**Page excerpt**.
########

We done, the only thing, should be adjusted is easting and northing for UTM system

xy.X = xy.X * UTMScaleFactor + 500000.0;
xy.Y = xy.Y * UTMScaleFactor;
if (xy.Y < 0.0) xy.Y += 10000000.0;

Conversion UTM2WGS (UTM2LatLon)

After al had all thin math in previous chapter, now we should calculate opposite conversion

First adjust

x -= 500000.0;
x /= UTMScaleFactor;

/* If in southern hemisphere, adjust y accordingly. */
if (southhemi) y -= 10000000.0;

y /= UTMScaleFactor;

var cmeridian = UTMCentralMeridian(zone);

Now calculate

public static GeoCoord MapXYToLatLon(double x, double y, double lambda0) {
         /* Get the value of phif, the footpoint latitude. */
         double phif = FootpointLatitude(y);

         /* Precalculate ep2 */
         double ep2 = (Math.Pow(sm_a, 2.0) - Math.Pow(sm_b, 2.0)) / Math.Pow(sm_b, 2.0);

         /* Precalculate cos (phif) */
         var cf = Math.Cos(phif);

         /* Precalculate nuf2 */
         var nuf2 = ep2 * Math.Pow(cf, 2.0);

         /* Precalculate Nf and initialize Nfpow */
         var Nf = Math.Pow(sm_a, 2.0) / (sm_b * Math.Sqrt(1 + nuf2));
         var Nfpow = Nf;

         /* Precalculate tf */
         var tf = Math.Tan(phif);
         var tf2 = tf * tf;
         var tf4 = tf2 * tf2;

         /* Precalculate fractional coefficients for x**n in the equations
            below to simplify the expressions for latitude and longitude. */
         var x1frac = 1.0 / (Nfpow * cf);

         Nfpow *= Nf;   /* now equals Nf**2) */
         var x2frac = tf / (2.0 * Nfpow);

         Nfpow *= Nf;   /* now equals Nf**3) */
         var x3frac = 1.0 / (6.0 * Nfpow * cf);

         Nfpow *= Nf;   /* now equals Nf**4) */
         var x4frac = tf / (24.0 * Nfpow);

         Nfpow *= Nf;   /* now equals Nf**5) */
         var x5frac = 1.0 / (120.0 * Nfpow * cf);

         Nfpow *= Nf;   /* now equals Nf**6) */
         var x6frac = tf / (720.0 * Nfpow);

         Nfpow *= Nf;   /* now equals Nf**7) */
         var x7frac = 1.0 / (5040.0 * Nfpow * cf);

         Nfpow *= Nf;   /* now equals Nf**8) */
         var x8frac = tf / (40320.0 * Nfpow);

         /* Precalculate polynomial coefficients for x**n.

########

**Record extracts**.

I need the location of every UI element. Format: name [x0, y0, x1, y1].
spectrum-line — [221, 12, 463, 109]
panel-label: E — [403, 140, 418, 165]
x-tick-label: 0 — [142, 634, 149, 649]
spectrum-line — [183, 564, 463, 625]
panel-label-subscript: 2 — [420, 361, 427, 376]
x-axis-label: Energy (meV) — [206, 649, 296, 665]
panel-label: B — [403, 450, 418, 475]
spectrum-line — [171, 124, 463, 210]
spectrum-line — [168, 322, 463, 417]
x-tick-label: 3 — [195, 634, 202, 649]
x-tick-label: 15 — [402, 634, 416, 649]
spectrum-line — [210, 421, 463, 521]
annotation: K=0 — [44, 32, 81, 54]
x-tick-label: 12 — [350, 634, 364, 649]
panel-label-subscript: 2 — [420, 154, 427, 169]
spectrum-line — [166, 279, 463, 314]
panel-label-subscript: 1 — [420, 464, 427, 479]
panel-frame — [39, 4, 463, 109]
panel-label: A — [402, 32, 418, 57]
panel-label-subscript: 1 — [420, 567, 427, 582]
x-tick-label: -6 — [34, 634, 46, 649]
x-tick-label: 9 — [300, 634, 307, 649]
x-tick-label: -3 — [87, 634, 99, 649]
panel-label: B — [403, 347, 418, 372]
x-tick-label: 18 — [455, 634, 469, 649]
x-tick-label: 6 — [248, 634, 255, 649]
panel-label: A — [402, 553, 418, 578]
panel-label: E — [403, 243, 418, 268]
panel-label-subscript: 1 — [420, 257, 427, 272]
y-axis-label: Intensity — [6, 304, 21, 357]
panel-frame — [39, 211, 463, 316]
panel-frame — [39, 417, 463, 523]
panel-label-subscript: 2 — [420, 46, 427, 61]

########

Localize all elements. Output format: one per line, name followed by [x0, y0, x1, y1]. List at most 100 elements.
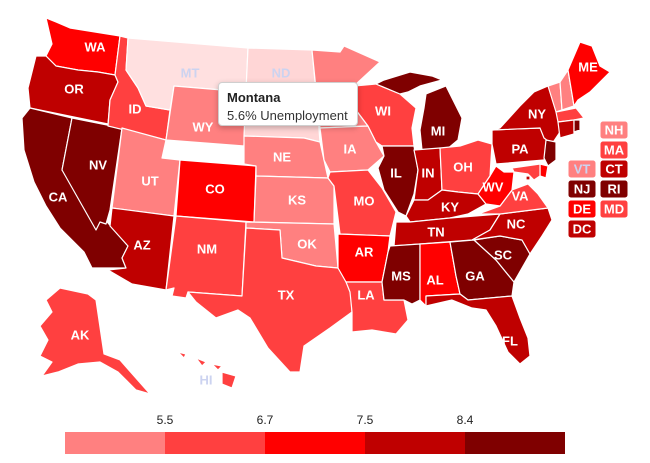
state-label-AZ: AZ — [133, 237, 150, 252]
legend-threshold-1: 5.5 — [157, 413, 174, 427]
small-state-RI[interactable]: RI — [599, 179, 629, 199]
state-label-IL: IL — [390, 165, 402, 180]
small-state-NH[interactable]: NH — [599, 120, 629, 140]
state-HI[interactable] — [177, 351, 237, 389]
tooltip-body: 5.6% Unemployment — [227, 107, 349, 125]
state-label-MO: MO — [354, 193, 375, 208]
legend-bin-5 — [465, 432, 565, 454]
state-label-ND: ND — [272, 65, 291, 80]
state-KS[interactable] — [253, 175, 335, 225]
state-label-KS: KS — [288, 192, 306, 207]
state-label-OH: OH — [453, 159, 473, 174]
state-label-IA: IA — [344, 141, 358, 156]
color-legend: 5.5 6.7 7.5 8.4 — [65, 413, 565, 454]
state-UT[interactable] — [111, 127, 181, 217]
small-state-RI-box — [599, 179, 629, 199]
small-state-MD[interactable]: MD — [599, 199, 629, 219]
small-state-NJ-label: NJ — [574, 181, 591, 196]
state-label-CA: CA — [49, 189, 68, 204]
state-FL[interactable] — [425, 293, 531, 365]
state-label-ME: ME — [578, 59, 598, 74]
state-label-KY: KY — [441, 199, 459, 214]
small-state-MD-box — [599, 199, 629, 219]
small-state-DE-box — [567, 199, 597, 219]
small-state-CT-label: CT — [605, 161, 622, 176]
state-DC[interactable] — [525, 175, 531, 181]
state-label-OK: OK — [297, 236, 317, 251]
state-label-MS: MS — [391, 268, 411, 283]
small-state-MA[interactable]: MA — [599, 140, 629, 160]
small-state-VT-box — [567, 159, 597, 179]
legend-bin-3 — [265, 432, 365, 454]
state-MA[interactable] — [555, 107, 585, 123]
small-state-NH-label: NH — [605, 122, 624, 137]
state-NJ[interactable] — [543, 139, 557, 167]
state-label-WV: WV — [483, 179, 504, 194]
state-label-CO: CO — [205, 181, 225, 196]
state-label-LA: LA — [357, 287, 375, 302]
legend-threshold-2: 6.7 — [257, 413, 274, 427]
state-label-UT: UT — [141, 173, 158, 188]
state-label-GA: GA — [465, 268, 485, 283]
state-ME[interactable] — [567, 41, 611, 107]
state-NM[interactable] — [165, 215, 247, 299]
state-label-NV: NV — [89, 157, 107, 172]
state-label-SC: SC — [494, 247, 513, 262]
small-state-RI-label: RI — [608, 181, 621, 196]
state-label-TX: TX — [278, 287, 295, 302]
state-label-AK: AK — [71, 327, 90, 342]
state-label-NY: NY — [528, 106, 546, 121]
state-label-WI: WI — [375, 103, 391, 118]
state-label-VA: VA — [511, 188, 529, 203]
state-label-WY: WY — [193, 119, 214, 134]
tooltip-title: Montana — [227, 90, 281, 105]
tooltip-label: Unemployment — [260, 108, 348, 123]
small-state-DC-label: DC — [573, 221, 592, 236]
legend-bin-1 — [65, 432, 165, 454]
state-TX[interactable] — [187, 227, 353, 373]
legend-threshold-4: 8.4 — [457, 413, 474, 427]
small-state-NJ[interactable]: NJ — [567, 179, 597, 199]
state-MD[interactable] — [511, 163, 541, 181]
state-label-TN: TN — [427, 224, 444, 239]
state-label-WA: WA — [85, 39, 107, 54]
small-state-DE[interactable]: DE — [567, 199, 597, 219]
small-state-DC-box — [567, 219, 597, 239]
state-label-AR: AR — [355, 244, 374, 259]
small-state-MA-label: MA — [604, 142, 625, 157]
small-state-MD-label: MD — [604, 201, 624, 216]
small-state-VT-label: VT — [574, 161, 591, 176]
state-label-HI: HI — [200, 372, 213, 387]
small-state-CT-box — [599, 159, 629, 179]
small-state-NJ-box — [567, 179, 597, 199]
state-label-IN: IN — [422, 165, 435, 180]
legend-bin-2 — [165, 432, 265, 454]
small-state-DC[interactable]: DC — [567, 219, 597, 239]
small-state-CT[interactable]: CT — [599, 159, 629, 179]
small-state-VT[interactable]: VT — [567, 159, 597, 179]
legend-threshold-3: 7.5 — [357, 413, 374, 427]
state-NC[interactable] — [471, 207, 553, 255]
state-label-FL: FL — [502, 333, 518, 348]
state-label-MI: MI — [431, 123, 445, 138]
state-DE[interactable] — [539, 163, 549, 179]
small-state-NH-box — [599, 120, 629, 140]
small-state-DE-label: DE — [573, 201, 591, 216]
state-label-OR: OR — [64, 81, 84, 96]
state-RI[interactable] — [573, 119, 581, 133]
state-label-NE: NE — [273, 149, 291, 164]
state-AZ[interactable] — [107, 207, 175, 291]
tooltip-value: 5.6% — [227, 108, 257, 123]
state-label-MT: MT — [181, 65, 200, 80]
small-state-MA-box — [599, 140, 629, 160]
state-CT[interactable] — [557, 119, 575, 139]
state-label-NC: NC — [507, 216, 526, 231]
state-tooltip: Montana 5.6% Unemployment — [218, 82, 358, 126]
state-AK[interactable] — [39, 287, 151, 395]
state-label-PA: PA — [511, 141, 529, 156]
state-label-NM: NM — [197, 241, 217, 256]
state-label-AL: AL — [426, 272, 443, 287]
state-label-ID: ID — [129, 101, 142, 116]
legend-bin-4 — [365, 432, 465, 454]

########

**Problem details**.
Reproduce the UTM conversion excerpt, everything from "Nfpow *= Nf;   /* now equals Nf**6)" down to "coefficients for x**n.", changing "x8frac" to "x8coeff".

**Worked answer**.
Nfpow *= Nf;   /* now equals Nf**6) */
         var x6frac = tf / (720.0 * Nfpow);

         Nfpow *= Nf;   /* now equals Nf**7) */
         var x7frac = 1.0 / (5040.0 * Nfpow * cf);

         Nfpow *= Nf;   /* now equals Nf**8) */
         var x8coeff = tf / (40320.0 * Nfpow);

         /* Precalculate polynomial coefficients for x**n.